##### Supplied material #####

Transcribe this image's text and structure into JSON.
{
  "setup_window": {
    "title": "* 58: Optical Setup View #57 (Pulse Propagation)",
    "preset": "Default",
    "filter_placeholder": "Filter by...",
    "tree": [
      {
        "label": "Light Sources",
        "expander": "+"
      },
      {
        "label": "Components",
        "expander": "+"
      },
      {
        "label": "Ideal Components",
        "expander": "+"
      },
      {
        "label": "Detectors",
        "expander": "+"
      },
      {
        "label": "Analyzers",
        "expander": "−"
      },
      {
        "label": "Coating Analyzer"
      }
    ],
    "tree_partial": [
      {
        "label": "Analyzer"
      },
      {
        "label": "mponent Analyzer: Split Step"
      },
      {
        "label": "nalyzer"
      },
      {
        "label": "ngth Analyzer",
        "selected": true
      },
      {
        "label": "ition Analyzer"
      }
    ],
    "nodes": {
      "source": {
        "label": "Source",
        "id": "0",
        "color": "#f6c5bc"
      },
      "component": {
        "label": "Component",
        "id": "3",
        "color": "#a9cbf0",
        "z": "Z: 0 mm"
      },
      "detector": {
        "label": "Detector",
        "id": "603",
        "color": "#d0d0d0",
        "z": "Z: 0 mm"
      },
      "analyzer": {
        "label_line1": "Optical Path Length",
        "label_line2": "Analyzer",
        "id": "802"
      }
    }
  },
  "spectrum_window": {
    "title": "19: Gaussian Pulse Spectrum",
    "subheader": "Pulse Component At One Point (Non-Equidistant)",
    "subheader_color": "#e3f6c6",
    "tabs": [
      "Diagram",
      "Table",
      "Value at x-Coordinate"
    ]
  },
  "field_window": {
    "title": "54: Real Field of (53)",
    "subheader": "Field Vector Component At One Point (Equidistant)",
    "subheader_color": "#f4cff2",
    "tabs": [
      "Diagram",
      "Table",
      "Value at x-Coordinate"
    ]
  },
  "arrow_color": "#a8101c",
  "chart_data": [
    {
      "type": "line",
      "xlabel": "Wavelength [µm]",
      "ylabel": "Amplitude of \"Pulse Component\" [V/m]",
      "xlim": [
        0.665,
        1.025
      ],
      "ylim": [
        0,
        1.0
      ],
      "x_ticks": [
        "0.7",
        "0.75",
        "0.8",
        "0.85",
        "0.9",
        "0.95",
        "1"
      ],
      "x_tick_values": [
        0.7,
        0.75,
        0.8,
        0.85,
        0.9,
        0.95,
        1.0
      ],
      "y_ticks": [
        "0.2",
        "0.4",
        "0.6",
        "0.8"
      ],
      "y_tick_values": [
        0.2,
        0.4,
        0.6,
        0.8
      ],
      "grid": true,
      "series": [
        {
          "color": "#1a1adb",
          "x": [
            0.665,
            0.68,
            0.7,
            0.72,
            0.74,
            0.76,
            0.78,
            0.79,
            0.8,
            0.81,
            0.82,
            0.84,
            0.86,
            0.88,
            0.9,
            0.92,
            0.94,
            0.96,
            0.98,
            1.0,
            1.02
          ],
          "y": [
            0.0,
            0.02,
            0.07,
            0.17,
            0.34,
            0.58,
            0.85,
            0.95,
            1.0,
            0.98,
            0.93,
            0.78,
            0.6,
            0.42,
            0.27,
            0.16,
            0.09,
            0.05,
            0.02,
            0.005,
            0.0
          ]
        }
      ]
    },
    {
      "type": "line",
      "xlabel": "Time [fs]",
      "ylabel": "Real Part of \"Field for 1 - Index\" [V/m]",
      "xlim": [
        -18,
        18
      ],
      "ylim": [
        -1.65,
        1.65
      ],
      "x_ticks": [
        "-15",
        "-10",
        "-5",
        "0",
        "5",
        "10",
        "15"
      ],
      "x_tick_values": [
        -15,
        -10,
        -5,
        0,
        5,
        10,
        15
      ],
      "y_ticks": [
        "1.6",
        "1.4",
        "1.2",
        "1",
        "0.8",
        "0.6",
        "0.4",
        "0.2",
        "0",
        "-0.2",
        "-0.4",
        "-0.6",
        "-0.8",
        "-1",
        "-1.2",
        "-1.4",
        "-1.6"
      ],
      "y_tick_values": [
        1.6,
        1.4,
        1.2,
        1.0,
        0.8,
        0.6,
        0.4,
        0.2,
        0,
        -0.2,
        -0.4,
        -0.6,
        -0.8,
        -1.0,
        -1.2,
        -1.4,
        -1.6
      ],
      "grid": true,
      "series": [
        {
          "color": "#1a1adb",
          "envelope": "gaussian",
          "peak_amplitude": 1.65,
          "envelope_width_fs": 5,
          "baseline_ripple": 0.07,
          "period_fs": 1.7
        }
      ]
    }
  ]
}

#####
##### Supplied material #####

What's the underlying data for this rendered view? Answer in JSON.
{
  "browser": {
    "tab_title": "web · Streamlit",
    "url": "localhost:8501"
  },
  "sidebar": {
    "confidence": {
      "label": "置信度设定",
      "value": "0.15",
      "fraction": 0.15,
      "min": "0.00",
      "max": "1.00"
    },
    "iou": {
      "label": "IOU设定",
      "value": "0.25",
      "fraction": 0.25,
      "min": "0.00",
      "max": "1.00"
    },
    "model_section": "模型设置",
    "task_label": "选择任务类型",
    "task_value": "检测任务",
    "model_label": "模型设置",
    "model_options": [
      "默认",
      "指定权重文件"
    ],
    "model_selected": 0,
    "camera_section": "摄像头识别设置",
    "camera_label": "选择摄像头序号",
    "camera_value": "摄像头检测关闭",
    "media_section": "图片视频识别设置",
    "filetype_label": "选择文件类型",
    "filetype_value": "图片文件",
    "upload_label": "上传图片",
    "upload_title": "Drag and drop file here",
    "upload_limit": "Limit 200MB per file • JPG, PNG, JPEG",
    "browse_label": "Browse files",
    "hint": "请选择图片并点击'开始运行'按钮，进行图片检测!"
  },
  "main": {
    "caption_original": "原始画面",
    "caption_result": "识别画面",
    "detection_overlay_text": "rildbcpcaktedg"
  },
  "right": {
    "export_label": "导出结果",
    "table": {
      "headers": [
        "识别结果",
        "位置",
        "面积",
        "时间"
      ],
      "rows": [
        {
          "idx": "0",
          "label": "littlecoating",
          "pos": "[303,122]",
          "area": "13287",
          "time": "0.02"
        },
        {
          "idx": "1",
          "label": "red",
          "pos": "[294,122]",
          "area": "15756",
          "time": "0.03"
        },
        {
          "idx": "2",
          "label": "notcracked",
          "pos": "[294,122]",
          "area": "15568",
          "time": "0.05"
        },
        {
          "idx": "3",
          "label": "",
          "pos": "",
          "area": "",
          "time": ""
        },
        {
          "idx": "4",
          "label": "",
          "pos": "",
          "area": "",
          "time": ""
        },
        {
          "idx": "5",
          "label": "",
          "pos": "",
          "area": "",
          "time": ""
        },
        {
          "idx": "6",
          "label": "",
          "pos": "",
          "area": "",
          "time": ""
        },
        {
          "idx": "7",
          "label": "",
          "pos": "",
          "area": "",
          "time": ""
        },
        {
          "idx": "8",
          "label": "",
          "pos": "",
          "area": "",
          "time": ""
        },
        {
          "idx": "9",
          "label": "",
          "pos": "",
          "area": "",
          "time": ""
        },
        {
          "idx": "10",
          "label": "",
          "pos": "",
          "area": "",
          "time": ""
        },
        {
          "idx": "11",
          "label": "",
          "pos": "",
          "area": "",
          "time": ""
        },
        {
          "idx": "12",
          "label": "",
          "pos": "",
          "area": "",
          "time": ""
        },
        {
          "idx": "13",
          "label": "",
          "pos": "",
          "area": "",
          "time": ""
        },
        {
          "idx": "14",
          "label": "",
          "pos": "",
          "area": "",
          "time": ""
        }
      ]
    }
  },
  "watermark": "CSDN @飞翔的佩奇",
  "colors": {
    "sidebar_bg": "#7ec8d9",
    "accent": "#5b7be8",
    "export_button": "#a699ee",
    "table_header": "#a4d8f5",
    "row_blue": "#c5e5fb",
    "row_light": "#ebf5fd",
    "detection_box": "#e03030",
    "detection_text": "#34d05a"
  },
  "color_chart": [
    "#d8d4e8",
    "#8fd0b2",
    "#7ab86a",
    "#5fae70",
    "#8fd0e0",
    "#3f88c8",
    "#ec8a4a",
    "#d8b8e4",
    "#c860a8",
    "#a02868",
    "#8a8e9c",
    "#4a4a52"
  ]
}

#####

__Stated exercise__.
Report how many lines in the entries hold the string "Components". Nothing but the number is wanted.

__Exercise output__.
2